[Items from a dataset]
────────

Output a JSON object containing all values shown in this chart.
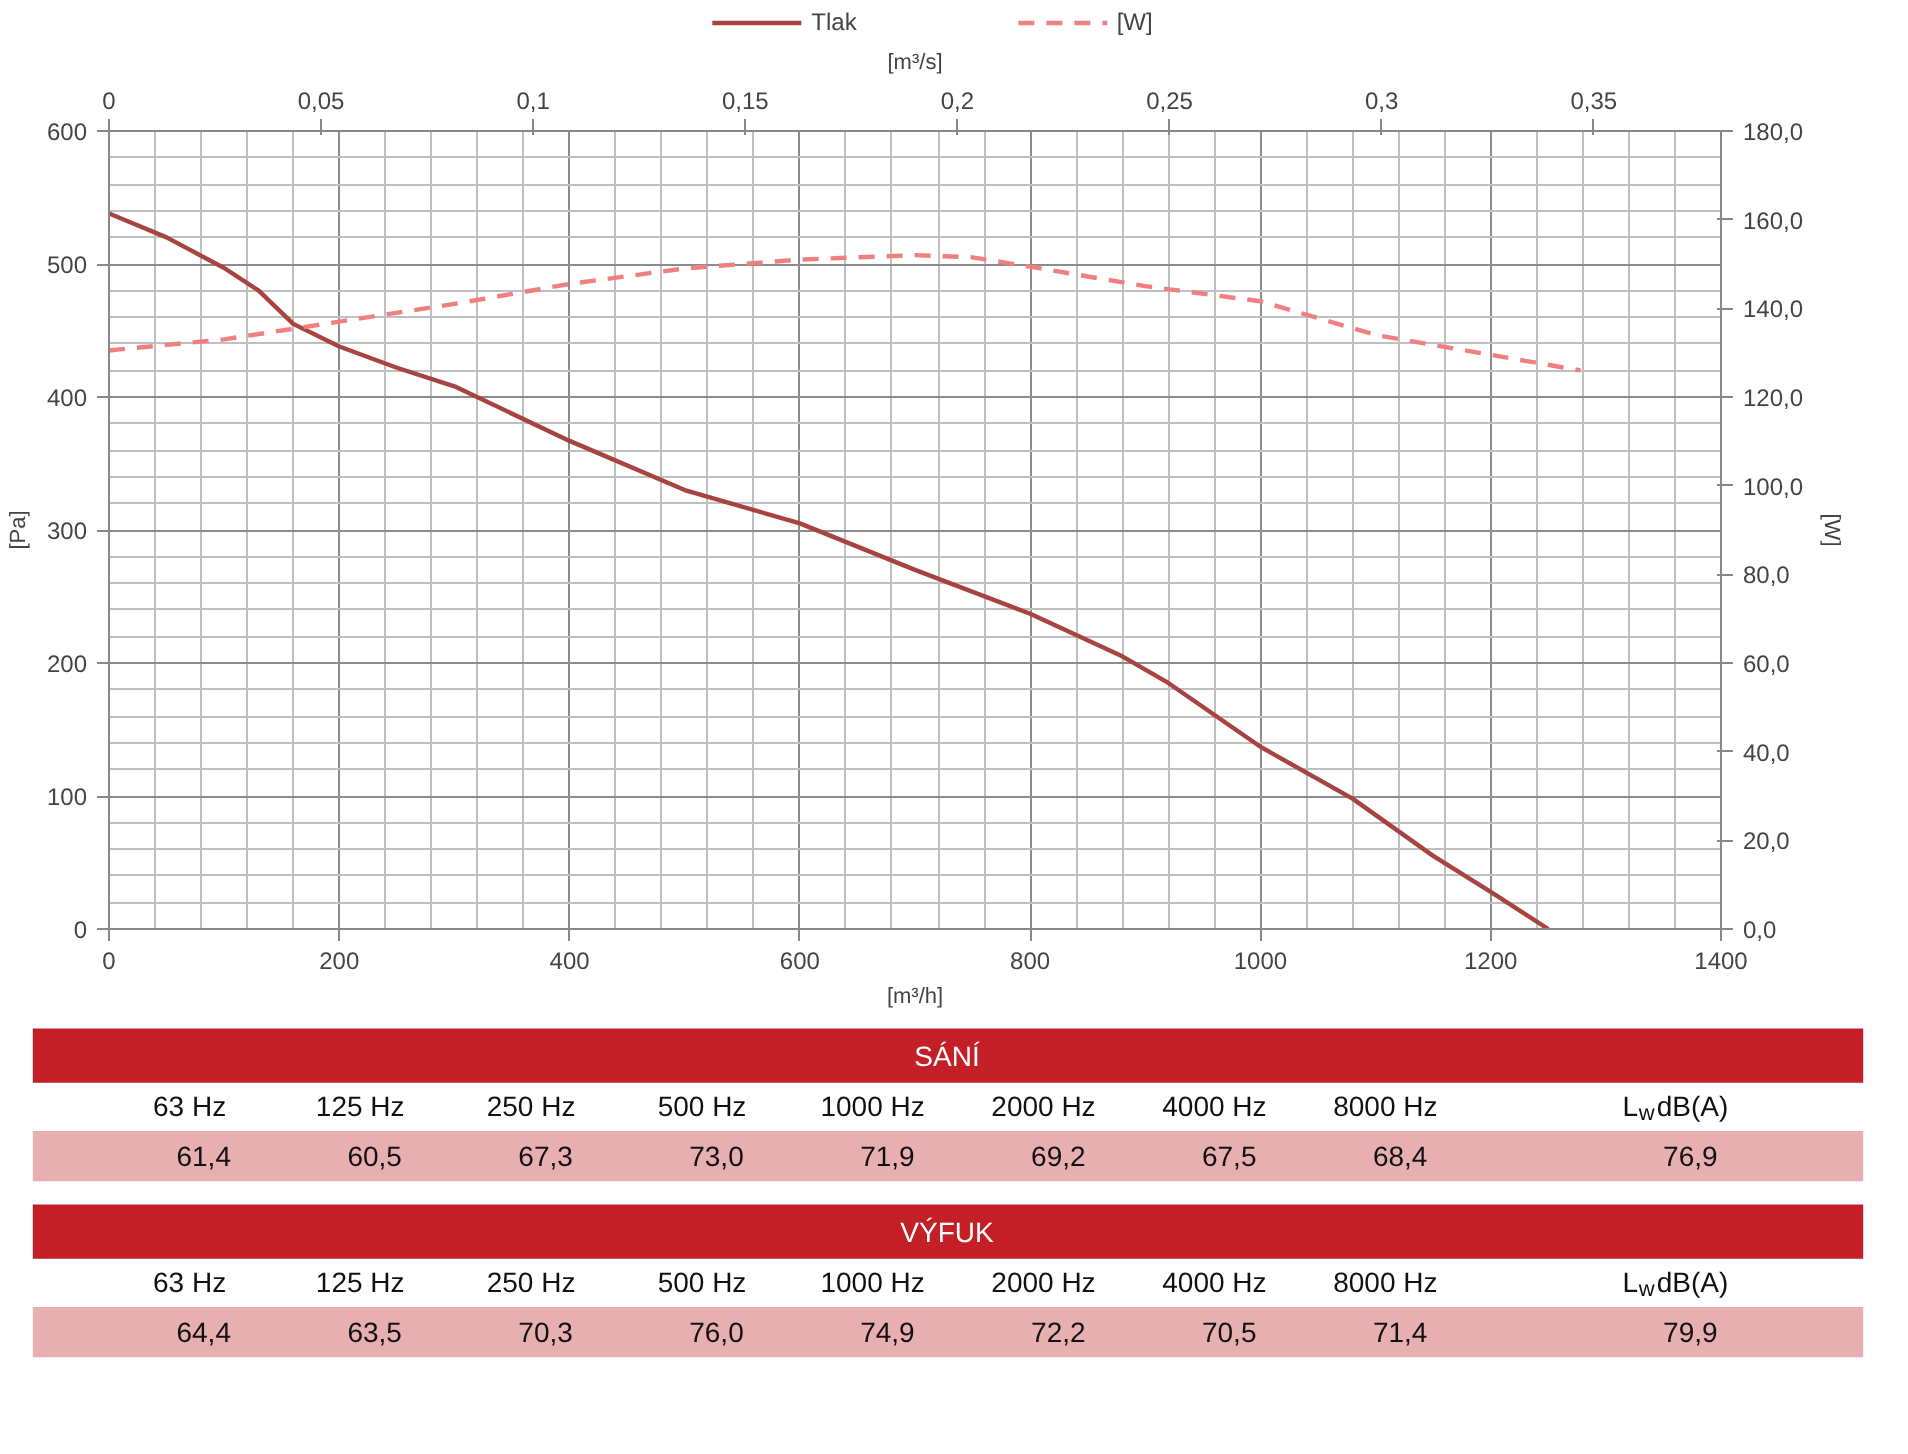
{
  "chart_data": [
    {
      "type": "line",
      "xlabel": "[m³/h]",
      "ylabel": "[Pa]",
      "y2label": "[W]",
      "x2label": "[m³/s]",
      "xlim": [
        0,
        1400
      ],
      "xticks": [
        0,
        200,
        400,
        600,
        800,
        1000,
        1200,
        1400
      ],
      "ylim": [
        0,
        600
      ],
      "yticks": [
        0,
        100,
        200,
        300,
        400,
        500,
        600
      ],
      "y2lim": [
        0,
        180
      ],
      "y2ticks": [
        {
          "value": 0,
          "label": "0,0"
        },
        {
          "value": 20,
          "label": "20,0"
        },
        {
          "value": 40,
          "label": "40,0"
        },
        {
          "value": 60,
          "label": "60,0"
        },
        {
          "value": 80,
          "label": "80,0"
        },
        {
          "value": 100,
          "label": "100,0"
        },
        {
          "value": 120,
          "label": "120,0"
        },
        {
          "value": 140,
          "label": "140,0"
        },
        {
          "value": 160,
          "label": "160,0"
        },
        {
          "value": 180,
          "label": "180,0"
        }
      ],
      "x2lim": [
        0,
        0.38
      ],
      "x2ticks": [
        0,
        {
          "value": 0.05,
          "label": "0,05"
        },
        {
          "value": 0.1,
          "label": "0,1"
        },
        {
          "value": 0.15,
          "label": "0,15"
        },
        {
          "value": 0.2,
          "label": "0,2"
        },
        {
          "value": 0.25,
          "label": "0,25"
        },
        {
          "value": 0.3,
          "label": "0,3"
        },
        {
          "value": 0.35,
          "label": "0,35"
        }
      ],
      "grid": true,
      "legend": "top",
      "series": [
        {
          "name": "Tlak",
          "color": "#a84440",
          "line_style": "solid",
          "x": [
            0,
            50,
            100,
            130,
            160,
            200,
            250,
            300,
            400,
            500,
            600,
            700,
            800,
            880,
            920,
            1000,
            1080,
            1150,
            1200,
            1250
          ],
          "values": [
            538,
            520,
            497,
            480,
            455,
            438,
            422,
            408,
            367,
            330,
            305,
            270,
            237,
            205,
            185,
            137,
            98,
            55,
            28,
            0
          ]
        },
        {
          "name": "[W]",
          "color": "#f08080",
          "line_style": "dashed",
          "axis": "y2",
          "x": [
            0,
            100,
            200,
            300,
            400,
            500,
            600,
            700,
            750,
            800,
            900,
            1000,
            1100,
            1200,
            1278
          ],
          "values": [
            130.5,
            133,
            137,
            141,
            145.5,
            149,
            151,
            152,
            151.5,
            149.4,
            145,
            141.6,
            134,
            129.5,
            126
          ]
        }
      ]
    },
    {
      "type": "other",
      "title": "SÁNÍ",
      "categories": [
        "63 Hz",
        "125 Hz",
        "250 Hz",
        "500 Hz",
        "1000 Hz",
        "2000 Hz",
        "4000 Hz",
        "8000 Hz",
        "L$_{w}$dB(A)"
      ],
      "value_labels": [
        "61,4",
        "60,5",
        "67,3",
        "73,0",
        "71,9",
        "69,2",
        "67,5",
        "68,4",
        "76,9"
      ]
    },
    {
      "type": "other",
      "title": "VÝFUK",
      "categories": [
        "63 Hz",
        "125 Hz",
        "250 Hz",
        "500 Hz",
        "1000 Hz",
        "2000 Hz",
        "4000 Hz",
        "8000 Hz",
        "L$_{w}$dB(A)"
      ],
      "value_labels": [
        "64,4",
        "63,5",
        "70,3",
        "76,0",
        "74,9",
        "72,2",
        "70,5",
        "71,4",
        "79,9"
      ]
    }
  ]
}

────────

- **To do**
Repeat the entries exactly and keep the pictures out of the copy.

- **Reply**
Output a JSON object containing all values shown in this chart.
{
  "chart_data": [
    {
      "type": "line",
      "xlabel": "[m³/h]",
      "ylabel": "[Pa]",
      "y2label": "[W]",
      "x2label": "[m³/s]",
      "xlim": [
        0,
        1400
      ],
      "xticks": [
        0,
        200,
        400,
        600,
        800,
        1000,
        1200,
        1400
      ],
      "ylim": [
        0,
        600
      ],
      "yticks": [
        0,
        100,
        200,
        300,
        400,
        500,
        600
      ],
      "y2lim": [
        0,
        180
      ],
      "y2ticks": [
        {
          "value": 0,
          "label": "0,0"
        },
        {
          "value": 20,
          "label": "20,0"
        },
        {
          "value": 40,
          "label": "40,0"
        },
        {
          "value": 60,
          "label": "60,0"
        },
        {
          "value": 80,
          "label": "80,0"
        },
        {
          "value": 100,
          "label": "100,0"
        },
        {
          "value": 120,
          "label": "120,0"
        },
        {
          "value": 140,
          "label": "140,0"
        },
        {
          "value": 160,
          "label": "160,0"
        },
        {
          "value": 180,
          "label": "180,0"
        }
      ],
      "x2lim": [
        0,
        0.38
      ],
      "x2ticks": [
        0,
        {
          "value": 0.05,
          "label": "0,05"
        },
        {
          "value": 0.1,
          "label": "0,1"
        },
        {
          "value": 0.15,
          "label": "0,15"
        },
        {
          "value": 0.2,
          "label": "0,2"
        },
        {
          "value": 0.25,
          "label": "0,25"
        },
        {
          "value": 0.3,
          "label": "0,3"
        },
        {
          "value": 0.35,
          "label": "0,35"
        }
      ],
      "grid": true,
      "legend": "top",
      "series": [
        {
          "name": "Tlak",
          "color": "#a84440",
          "line_style": "solid",
          "x": [
            0,
            50,
            100,
            130,
            160,
            200,
            250,
            300,
            400,
            500,
            600,
            700,
            800,
            880,
            920,
            1000,
            1080,
            1150,
            1200,
            1250
          ],
          "values": [
            538,
            520,
            497,
            480,
            455,
            438,
            422,
            408,
            367,
            330,
            305,
            270,
            237,
            205,
            185,
            137,
            98,
            55,
            28,
            0
          ]
        },
        {
          "name": "[W]",
          "color": "#f08080",
          "line_style": "dashed",
          "axis": "y2",
          "x": [
            0,
            100,
            200,
            300,
            400,
            500,
            600,
            700,
            750,
            800,
            900,
            1000,
            1100,
            1200,
            1278
          ],
          "values": [
            130.5,
            133,
            137,
            141,
            145.5,
            149,
            151,
            152,
            151.5,
            149.4,
            145,
            141.6,
            134,
            129.5,
            126
          ]
        }
      ]
    },
    {
      "type": "other",
      "title": "SÁNÍ",
      "categories": [
        "63 Hz",
        "125 Hz",
        "250 Hz",
        "500 Hz",
        "1000 Hz",
        "2000 Hz",
        "4000 Hz",
        "8000 Hz",
        "L$_{w}$dB(A)"
      ],
      "value_labels": [
        "61,4",
        "60,5",
        "67,3",
        "73,0",
        "71,9",
        "69,2",
        "67,5",
        "68,4",
        "76,9"
      ]
    },
    {
      "type": "other",
      "title": "VÝFUK",
      "categories": [
        "63 Hz",
        "125 Hz",
        "250 Hz",
        "500 Hz",
        "1000 Hz",
        "2000 Hz",
        "4000 Hz",
        "8000 Hz",
        "L$_{w}$dB(A)"
      ],
      "value_labels": [
        "64,4",
        "63,5",
        "70,3",
        "76,0",
        "74,9",
        "72,2",
        "70,5",
        "71,4",
        "79,9"
      ]
    }
  ]
}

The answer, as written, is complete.